Challenge -> Single out the lines that include the word "name". Copy them.

(Some records)
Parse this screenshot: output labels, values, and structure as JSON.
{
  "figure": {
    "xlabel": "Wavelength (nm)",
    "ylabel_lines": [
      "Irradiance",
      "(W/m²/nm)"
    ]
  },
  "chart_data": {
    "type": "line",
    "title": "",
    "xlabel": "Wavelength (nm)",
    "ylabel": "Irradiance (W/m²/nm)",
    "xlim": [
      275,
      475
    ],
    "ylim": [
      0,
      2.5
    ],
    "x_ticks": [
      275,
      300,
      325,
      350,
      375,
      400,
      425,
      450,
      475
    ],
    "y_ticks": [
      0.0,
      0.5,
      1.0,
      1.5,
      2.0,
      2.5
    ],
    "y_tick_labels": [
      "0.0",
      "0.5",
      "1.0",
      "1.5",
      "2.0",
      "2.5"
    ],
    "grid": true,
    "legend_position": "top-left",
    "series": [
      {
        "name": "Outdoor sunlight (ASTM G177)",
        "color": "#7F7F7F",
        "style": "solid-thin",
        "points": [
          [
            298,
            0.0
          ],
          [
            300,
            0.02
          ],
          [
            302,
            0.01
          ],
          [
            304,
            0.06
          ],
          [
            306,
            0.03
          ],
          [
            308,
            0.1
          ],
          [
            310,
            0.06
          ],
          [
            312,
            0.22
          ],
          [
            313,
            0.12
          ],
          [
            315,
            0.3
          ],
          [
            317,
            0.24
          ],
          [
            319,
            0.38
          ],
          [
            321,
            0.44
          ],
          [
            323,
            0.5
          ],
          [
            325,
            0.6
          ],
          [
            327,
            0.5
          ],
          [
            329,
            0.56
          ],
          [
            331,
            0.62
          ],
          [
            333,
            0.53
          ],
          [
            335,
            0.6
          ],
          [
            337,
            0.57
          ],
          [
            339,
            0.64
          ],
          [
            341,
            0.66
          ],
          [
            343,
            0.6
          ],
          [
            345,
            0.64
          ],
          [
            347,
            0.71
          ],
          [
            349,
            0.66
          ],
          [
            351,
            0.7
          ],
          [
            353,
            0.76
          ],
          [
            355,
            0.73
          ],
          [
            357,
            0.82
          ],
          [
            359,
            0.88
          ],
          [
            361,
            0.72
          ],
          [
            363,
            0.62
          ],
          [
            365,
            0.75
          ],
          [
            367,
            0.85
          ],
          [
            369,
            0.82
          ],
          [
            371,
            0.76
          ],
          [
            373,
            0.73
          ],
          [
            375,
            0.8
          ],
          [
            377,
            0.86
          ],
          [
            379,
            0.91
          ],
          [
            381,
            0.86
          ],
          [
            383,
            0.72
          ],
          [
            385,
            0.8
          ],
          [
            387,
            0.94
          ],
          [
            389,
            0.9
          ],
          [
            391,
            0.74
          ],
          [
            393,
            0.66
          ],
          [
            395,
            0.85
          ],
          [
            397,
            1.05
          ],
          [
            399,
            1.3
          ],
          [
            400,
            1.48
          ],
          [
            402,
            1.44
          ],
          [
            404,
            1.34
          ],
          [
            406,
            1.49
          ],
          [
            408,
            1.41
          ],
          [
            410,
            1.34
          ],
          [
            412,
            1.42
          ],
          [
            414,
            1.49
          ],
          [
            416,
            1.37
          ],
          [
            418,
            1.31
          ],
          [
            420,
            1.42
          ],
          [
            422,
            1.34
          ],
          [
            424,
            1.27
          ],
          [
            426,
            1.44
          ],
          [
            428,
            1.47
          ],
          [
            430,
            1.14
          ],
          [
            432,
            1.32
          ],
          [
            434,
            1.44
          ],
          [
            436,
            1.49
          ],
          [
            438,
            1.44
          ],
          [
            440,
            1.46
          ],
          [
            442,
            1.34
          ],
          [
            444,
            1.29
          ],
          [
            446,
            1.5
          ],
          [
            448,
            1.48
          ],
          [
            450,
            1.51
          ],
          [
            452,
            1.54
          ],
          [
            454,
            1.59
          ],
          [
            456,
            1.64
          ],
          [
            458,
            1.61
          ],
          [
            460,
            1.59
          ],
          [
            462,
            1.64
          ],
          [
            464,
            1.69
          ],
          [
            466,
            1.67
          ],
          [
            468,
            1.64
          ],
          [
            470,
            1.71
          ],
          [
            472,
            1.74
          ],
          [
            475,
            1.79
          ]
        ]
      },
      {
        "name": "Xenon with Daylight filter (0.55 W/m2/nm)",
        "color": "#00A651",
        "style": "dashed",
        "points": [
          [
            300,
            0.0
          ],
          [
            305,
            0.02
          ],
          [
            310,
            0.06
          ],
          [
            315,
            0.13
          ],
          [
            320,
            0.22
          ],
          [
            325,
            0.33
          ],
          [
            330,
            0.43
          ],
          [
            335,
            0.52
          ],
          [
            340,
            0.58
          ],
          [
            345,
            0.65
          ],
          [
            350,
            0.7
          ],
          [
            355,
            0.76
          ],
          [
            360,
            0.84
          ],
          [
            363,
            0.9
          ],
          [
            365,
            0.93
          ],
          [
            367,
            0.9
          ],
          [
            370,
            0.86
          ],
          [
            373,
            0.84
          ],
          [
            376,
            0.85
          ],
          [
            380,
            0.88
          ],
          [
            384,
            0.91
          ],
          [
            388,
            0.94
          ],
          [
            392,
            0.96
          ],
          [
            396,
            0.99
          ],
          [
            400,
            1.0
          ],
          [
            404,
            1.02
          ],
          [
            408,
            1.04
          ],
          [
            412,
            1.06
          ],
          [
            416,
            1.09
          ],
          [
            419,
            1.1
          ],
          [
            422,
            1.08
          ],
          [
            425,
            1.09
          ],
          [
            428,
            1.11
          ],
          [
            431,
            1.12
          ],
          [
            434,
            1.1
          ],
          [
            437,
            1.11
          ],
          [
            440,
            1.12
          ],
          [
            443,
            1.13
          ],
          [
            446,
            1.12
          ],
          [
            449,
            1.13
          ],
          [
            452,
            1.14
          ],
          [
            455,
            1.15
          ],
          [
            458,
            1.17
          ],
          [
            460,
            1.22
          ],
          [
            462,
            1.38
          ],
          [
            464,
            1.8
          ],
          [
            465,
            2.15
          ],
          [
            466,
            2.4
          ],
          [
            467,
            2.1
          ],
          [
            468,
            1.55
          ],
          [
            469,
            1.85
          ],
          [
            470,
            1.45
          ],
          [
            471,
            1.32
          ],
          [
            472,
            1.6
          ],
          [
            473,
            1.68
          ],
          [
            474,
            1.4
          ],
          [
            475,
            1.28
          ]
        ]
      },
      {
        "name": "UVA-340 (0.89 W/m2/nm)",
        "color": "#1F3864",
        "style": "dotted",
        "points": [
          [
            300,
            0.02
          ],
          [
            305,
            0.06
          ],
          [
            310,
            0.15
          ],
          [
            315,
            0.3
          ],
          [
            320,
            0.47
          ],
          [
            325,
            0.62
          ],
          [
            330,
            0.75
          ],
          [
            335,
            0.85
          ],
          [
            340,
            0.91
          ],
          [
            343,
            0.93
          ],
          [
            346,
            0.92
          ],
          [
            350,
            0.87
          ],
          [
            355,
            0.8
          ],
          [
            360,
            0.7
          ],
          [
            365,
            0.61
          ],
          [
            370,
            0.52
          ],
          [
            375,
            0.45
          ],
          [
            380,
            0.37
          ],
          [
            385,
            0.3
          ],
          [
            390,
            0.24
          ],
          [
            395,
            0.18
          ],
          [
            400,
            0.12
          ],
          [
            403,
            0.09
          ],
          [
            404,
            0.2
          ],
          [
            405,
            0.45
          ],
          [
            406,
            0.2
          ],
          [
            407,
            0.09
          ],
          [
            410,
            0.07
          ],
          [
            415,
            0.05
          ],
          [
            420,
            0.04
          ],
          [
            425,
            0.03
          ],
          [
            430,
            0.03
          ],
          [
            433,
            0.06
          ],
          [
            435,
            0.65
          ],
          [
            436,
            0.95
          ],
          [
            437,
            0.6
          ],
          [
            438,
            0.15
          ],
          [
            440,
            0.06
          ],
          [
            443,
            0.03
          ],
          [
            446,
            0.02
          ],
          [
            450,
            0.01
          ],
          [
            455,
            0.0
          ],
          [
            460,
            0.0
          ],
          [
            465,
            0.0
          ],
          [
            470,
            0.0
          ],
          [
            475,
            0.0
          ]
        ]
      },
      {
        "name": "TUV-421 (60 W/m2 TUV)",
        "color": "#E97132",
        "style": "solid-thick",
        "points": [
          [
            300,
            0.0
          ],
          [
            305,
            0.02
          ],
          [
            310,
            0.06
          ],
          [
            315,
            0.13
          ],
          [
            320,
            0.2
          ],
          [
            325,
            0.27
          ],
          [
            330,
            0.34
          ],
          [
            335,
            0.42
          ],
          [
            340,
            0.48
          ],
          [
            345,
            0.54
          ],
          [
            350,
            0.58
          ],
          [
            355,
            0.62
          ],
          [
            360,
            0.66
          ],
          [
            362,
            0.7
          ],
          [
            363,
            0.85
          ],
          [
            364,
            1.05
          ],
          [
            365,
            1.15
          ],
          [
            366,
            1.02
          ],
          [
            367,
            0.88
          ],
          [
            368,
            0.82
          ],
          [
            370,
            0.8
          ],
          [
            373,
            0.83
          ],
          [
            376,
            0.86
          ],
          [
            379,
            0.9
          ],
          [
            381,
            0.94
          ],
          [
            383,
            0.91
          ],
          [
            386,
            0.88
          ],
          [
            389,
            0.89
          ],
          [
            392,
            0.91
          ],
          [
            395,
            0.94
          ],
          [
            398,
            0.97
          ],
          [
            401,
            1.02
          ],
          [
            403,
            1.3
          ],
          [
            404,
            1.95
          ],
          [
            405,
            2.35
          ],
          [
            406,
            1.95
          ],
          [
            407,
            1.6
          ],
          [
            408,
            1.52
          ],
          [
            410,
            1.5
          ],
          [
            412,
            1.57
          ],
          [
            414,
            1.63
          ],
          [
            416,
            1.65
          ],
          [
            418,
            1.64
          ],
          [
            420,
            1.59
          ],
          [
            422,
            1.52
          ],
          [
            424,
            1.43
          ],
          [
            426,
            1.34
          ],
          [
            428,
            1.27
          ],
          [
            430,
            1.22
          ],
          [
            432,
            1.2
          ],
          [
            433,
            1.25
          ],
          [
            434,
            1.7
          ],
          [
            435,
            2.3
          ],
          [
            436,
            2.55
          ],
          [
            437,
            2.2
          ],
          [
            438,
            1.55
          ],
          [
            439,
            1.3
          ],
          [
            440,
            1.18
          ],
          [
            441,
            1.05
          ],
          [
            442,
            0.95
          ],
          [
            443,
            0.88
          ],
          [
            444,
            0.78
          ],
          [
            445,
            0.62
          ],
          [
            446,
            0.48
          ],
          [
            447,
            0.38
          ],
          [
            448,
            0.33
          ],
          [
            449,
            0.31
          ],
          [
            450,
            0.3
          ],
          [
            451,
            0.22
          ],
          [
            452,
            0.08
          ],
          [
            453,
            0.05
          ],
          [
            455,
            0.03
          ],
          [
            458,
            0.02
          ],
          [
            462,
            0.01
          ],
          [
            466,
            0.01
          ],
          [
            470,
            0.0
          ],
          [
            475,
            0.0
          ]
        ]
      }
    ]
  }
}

Response ->
        "name": "Outdoor sunlight (ASTM G177)",
        "name": "Xenon with Daylight filter (0.55 W/m2/nm)",
        "name": "UVA-340 (0.89 W/m2/nm)",
        "name": "TUV-421 (60 W/m2 TUV)",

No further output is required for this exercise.